> **Exercise objective**: In the listing that follows, how many lines contain "title"? Give the number only.

> **Extracted entries**:
****************
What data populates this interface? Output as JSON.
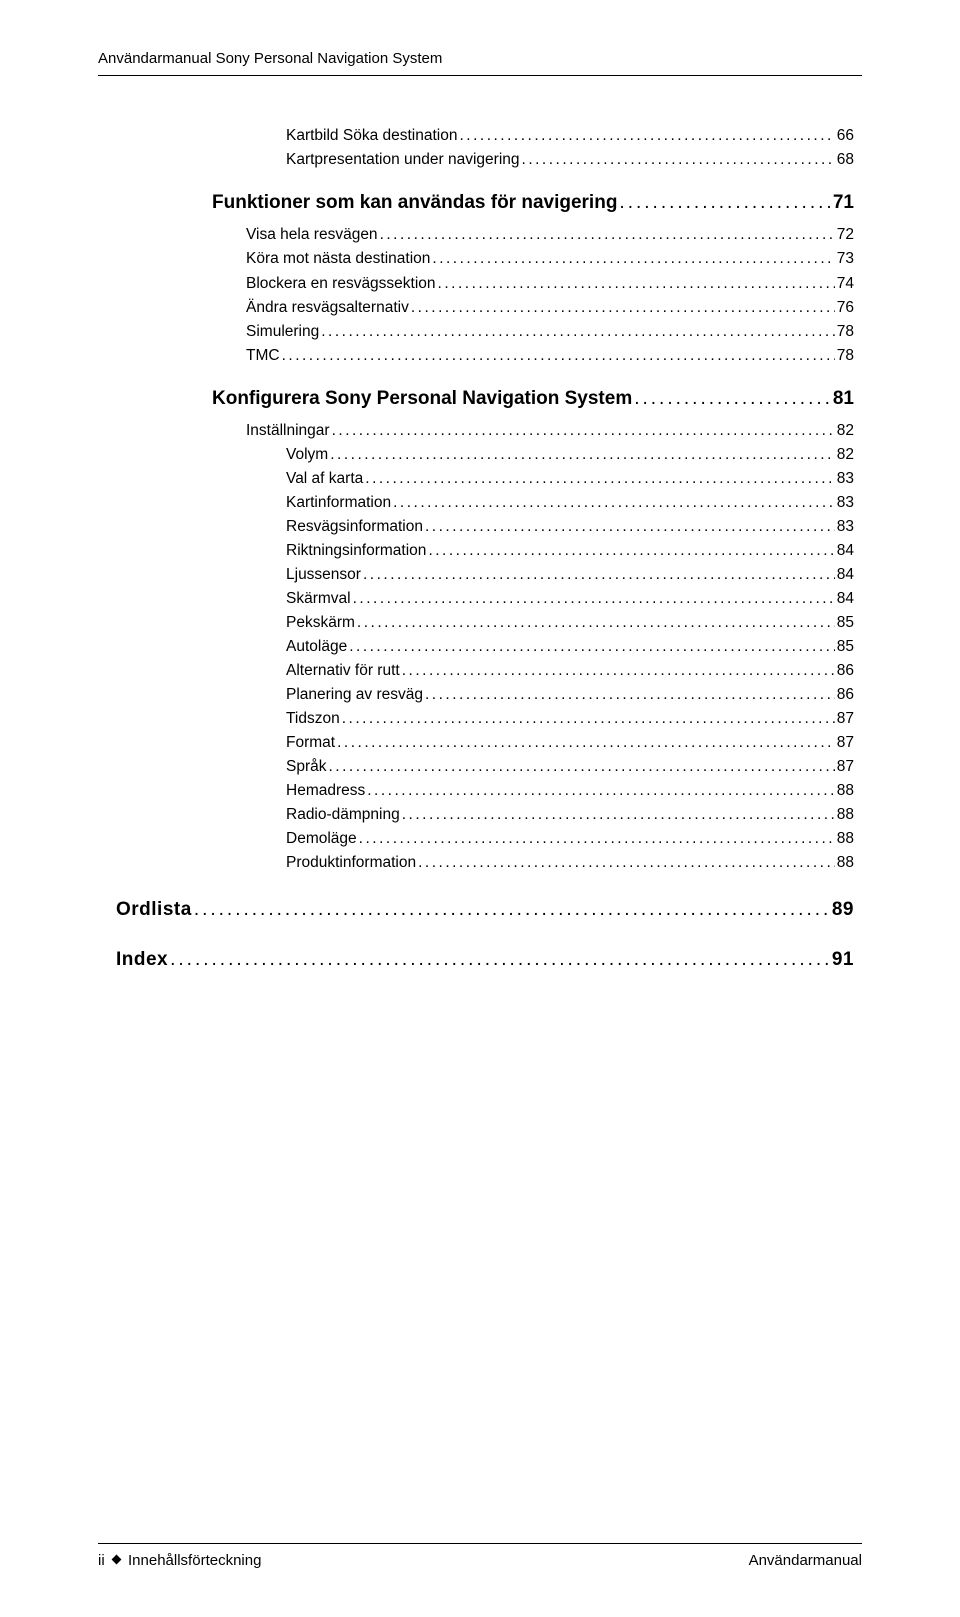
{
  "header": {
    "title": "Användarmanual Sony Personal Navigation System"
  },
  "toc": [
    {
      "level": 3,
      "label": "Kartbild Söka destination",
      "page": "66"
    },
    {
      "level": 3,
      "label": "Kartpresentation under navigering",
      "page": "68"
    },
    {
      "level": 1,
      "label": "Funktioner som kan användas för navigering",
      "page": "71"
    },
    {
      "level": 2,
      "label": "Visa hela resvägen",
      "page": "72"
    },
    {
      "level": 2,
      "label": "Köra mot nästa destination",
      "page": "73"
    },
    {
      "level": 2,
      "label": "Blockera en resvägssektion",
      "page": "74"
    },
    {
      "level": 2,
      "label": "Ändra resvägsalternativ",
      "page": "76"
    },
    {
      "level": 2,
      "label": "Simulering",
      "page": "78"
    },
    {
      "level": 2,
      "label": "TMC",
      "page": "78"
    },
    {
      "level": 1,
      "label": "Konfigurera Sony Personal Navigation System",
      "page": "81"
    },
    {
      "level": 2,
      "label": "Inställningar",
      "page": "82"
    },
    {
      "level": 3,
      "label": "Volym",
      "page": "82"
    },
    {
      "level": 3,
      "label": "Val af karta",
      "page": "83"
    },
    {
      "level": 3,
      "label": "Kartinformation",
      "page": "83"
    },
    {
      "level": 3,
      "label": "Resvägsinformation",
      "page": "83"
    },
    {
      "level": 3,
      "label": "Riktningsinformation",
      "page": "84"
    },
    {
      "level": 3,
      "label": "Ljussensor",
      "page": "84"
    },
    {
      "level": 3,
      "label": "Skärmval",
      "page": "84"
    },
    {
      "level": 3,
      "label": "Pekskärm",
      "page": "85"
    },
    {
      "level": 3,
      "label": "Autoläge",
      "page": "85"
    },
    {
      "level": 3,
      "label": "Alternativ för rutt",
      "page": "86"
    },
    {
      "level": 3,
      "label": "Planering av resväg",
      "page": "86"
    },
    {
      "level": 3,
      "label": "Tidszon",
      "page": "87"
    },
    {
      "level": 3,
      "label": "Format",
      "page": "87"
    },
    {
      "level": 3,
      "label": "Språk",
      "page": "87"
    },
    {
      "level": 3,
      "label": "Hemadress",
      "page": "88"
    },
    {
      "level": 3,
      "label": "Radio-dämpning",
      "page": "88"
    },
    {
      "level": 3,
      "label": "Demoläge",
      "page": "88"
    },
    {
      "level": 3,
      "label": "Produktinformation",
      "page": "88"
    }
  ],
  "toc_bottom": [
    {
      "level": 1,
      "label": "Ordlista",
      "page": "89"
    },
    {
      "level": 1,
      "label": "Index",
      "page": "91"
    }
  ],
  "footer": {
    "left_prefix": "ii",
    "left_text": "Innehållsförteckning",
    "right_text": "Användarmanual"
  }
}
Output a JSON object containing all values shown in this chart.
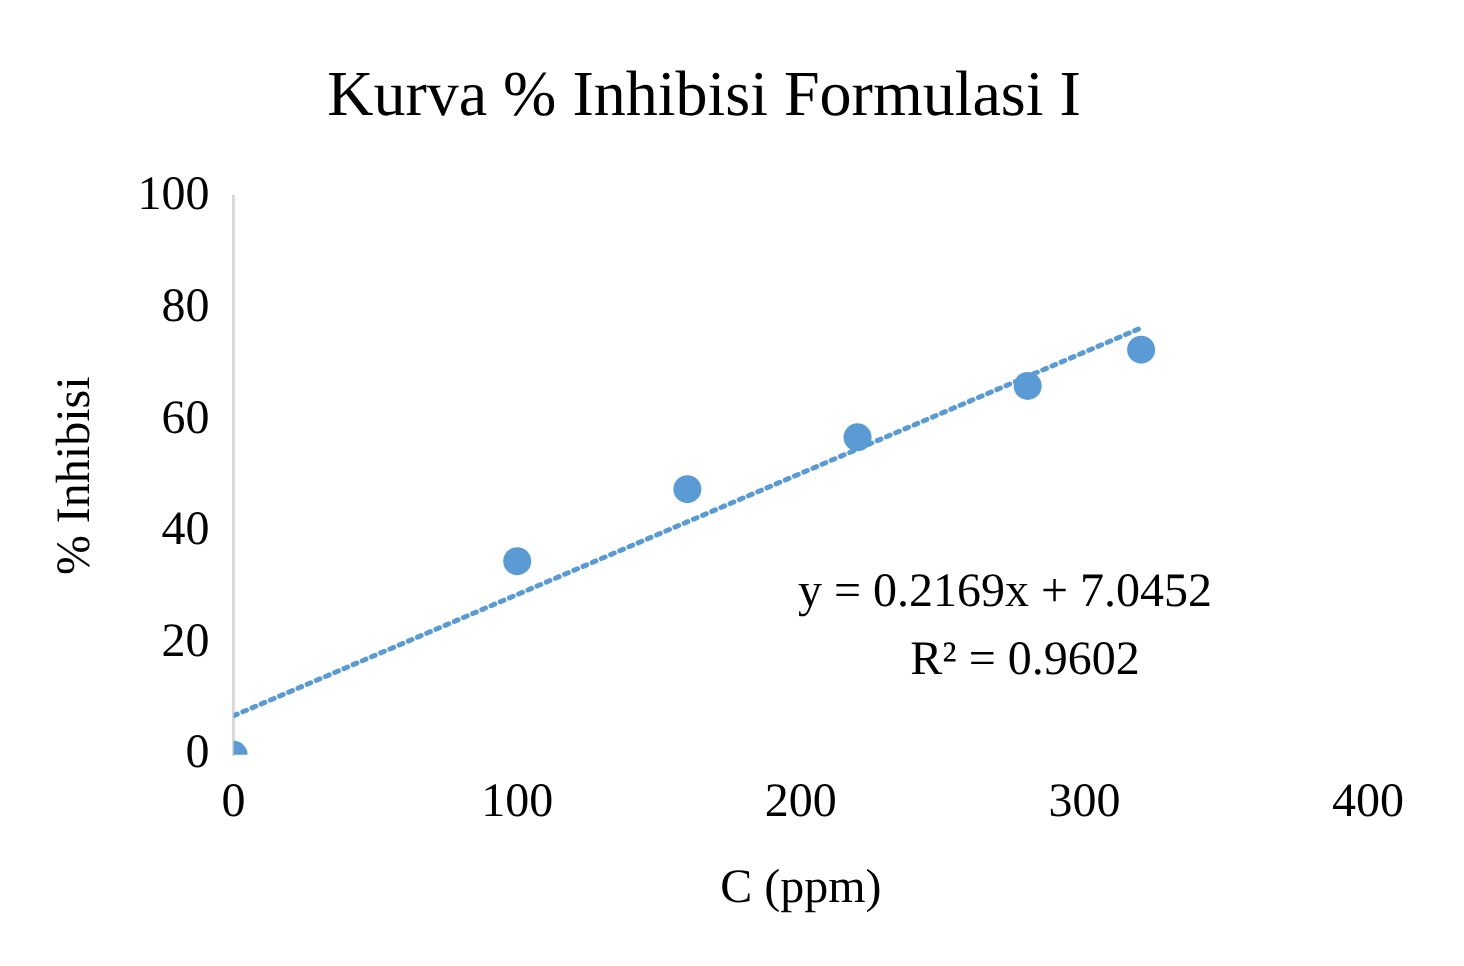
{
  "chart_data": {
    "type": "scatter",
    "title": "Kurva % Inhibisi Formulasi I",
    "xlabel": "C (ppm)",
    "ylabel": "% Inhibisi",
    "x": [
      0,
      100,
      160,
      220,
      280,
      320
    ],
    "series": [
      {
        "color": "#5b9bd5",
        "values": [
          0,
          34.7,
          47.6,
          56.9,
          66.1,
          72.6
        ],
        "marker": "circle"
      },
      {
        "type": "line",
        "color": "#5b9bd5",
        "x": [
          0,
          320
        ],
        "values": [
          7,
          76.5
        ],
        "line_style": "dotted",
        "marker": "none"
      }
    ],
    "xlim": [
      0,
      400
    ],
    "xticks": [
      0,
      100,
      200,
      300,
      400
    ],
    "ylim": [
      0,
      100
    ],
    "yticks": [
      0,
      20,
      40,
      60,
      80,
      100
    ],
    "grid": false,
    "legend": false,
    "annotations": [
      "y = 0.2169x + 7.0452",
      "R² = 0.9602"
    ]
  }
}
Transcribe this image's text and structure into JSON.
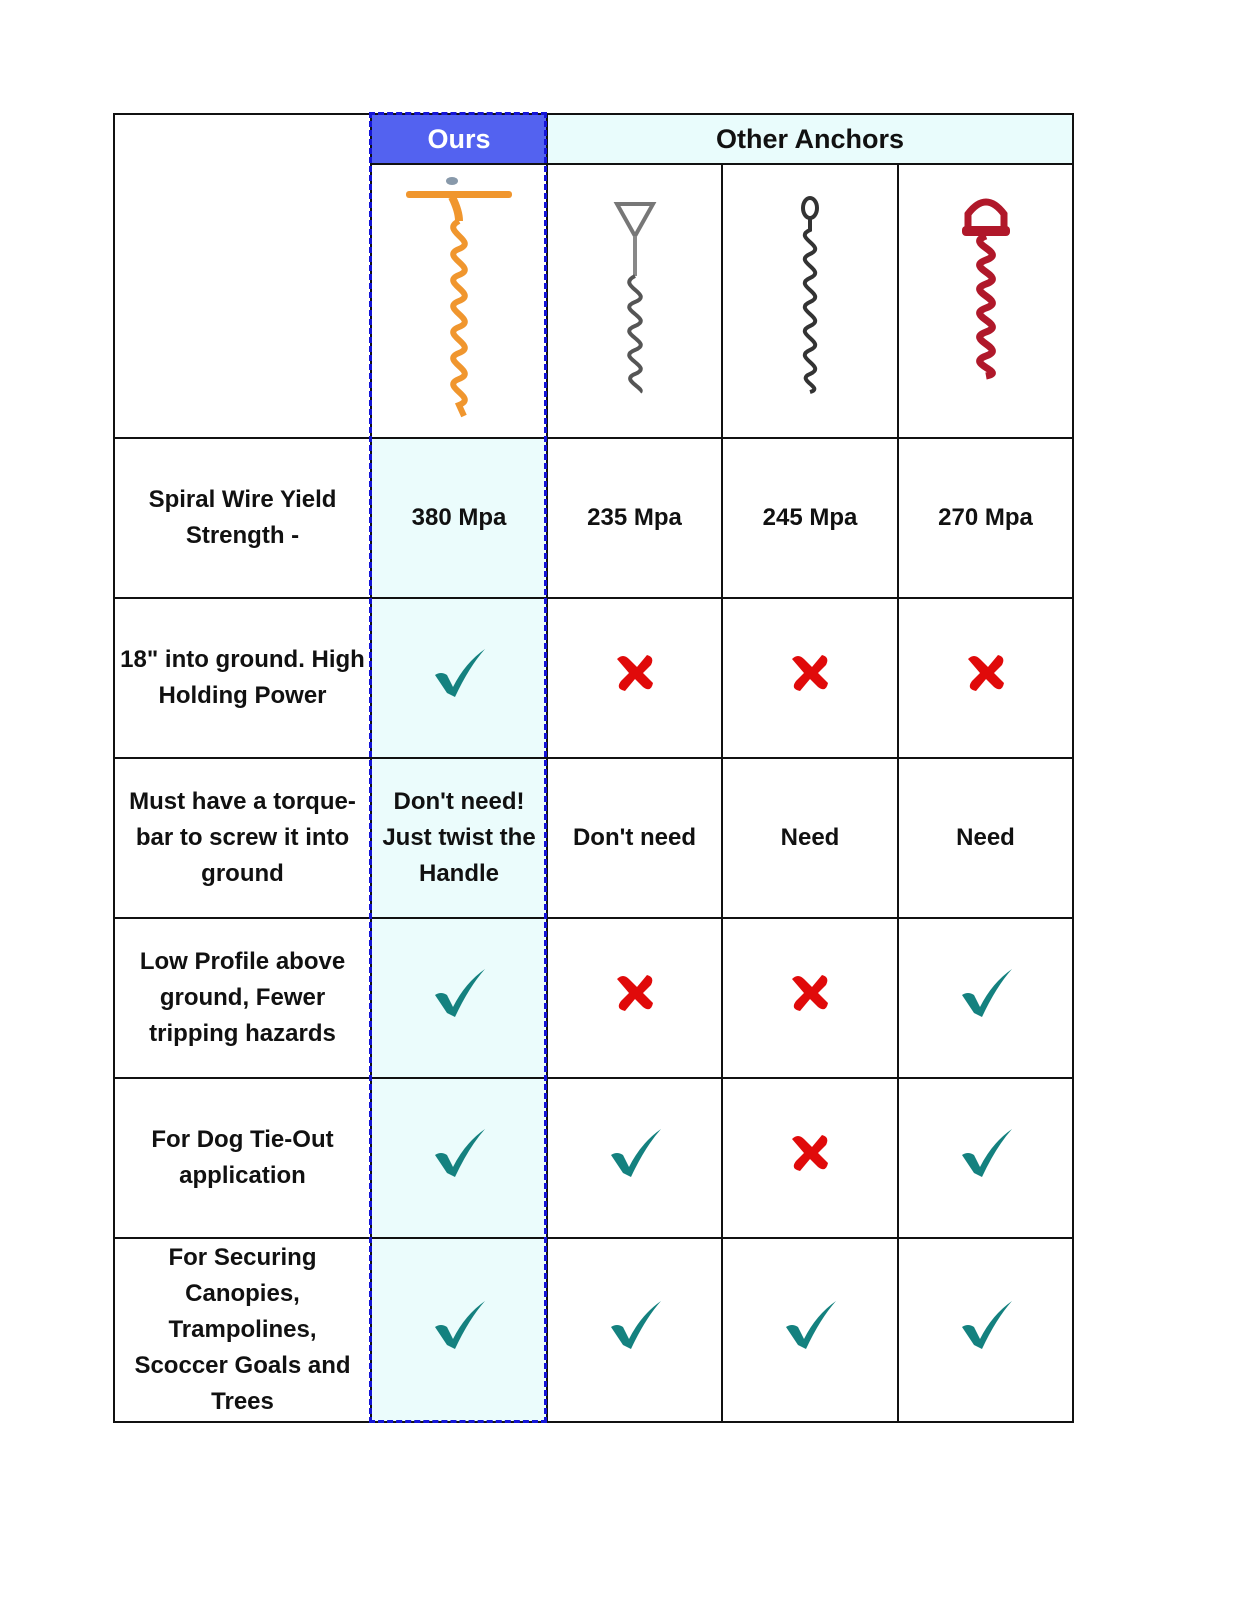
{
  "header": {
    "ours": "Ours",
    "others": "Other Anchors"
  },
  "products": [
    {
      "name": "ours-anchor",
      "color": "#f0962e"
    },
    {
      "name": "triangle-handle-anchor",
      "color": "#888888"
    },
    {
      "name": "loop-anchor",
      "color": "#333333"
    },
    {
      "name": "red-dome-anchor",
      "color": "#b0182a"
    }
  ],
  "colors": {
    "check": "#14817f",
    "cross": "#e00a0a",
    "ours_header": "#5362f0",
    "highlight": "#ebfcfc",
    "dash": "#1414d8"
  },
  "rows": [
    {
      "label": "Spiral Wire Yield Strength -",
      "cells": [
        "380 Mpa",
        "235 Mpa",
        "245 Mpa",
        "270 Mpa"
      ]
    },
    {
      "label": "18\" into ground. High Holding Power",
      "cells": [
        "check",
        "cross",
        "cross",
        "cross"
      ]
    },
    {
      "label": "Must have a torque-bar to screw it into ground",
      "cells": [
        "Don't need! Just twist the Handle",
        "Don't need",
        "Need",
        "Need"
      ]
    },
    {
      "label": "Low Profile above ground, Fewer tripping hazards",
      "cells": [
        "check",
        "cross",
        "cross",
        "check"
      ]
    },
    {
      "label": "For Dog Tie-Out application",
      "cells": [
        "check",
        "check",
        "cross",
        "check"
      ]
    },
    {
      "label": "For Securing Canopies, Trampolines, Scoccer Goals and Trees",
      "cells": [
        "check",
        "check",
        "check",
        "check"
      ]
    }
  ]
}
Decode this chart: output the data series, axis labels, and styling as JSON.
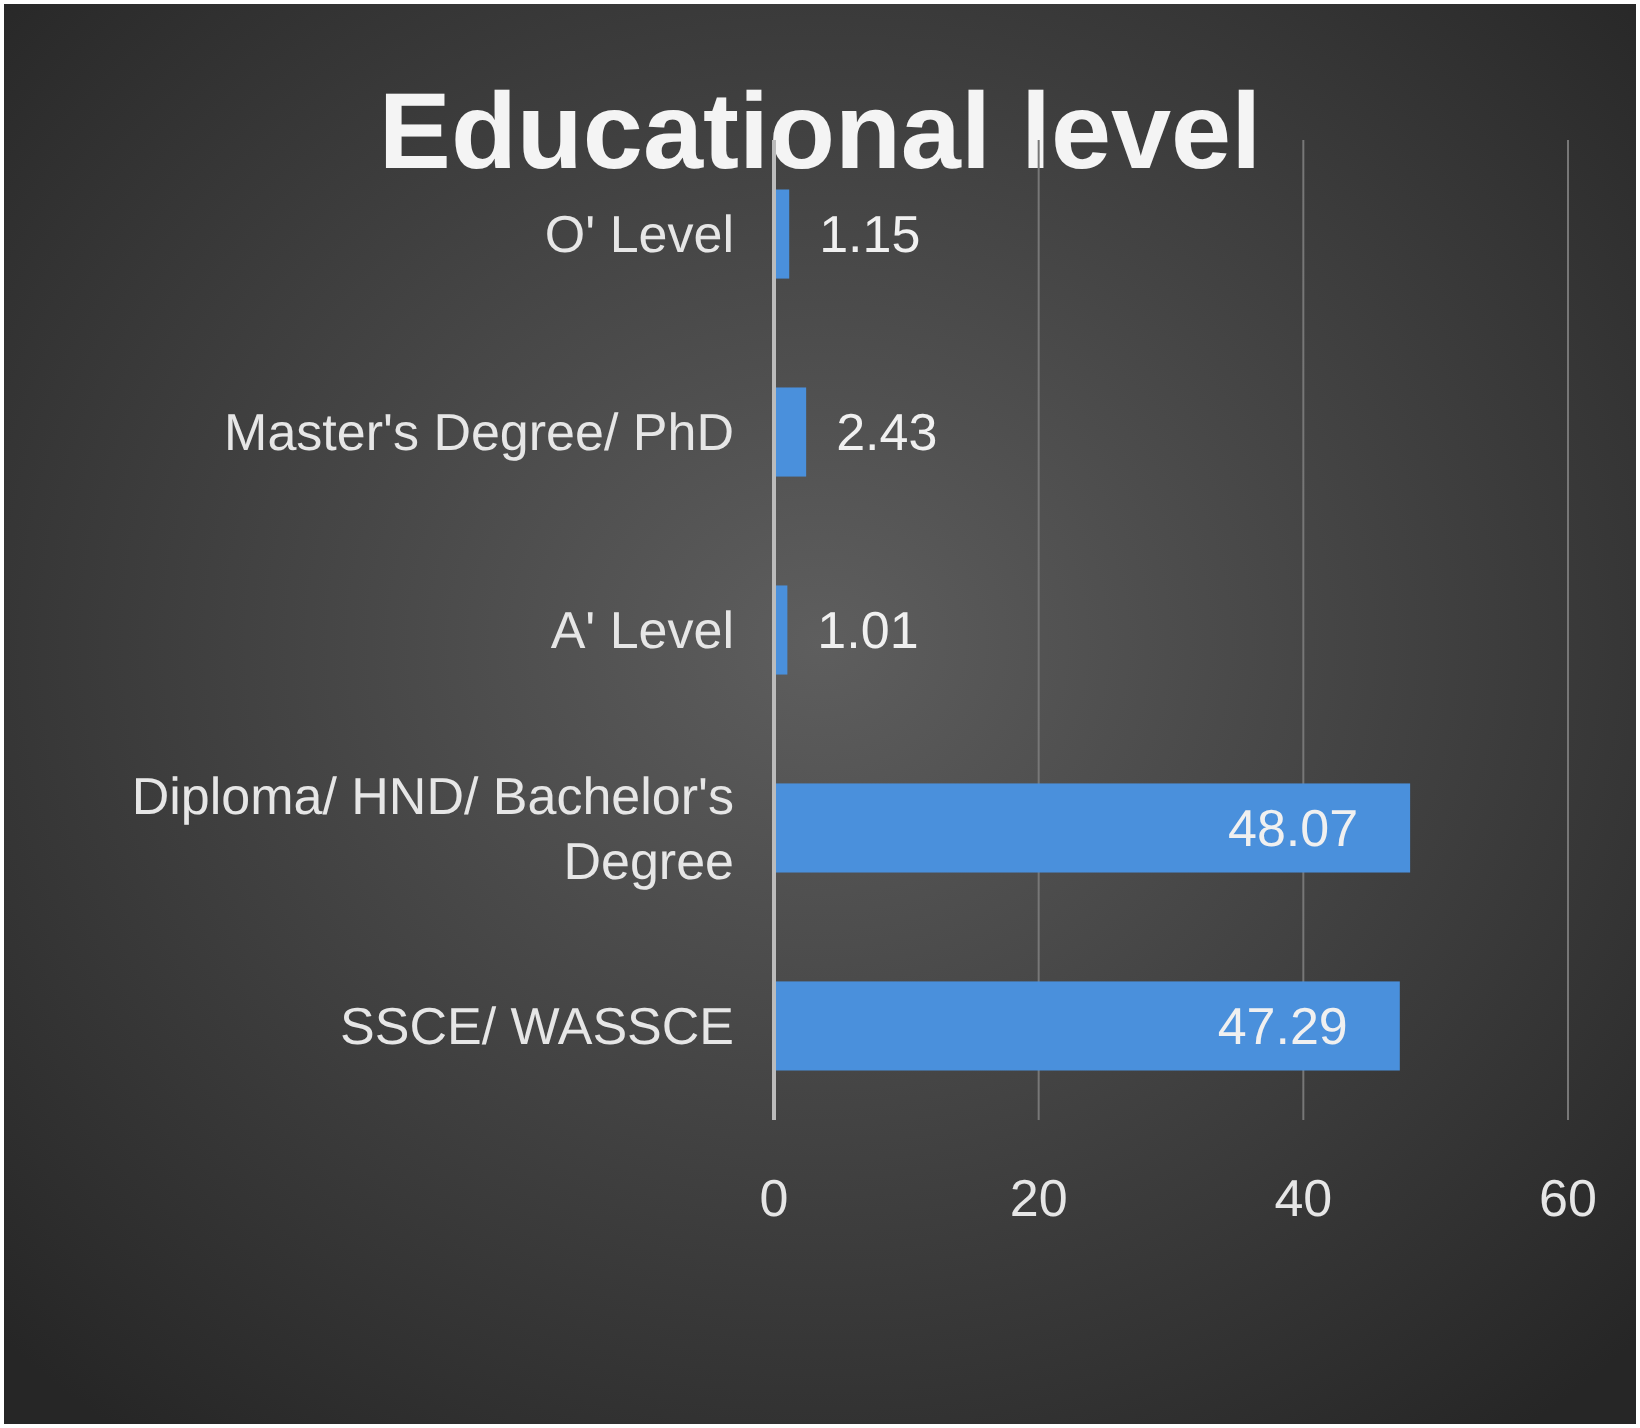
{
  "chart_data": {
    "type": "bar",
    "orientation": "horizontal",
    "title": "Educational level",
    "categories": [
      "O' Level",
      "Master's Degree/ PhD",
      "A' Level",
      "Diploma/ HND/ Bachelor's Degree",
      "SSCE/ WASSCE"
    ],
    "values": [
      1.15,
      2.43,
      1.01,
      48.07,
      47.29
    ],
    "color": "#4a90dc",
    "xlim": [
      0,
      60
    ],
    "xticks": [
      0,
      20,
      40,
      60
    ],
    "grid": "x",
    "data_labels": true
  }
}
****************
> **Response for this exercise**: 3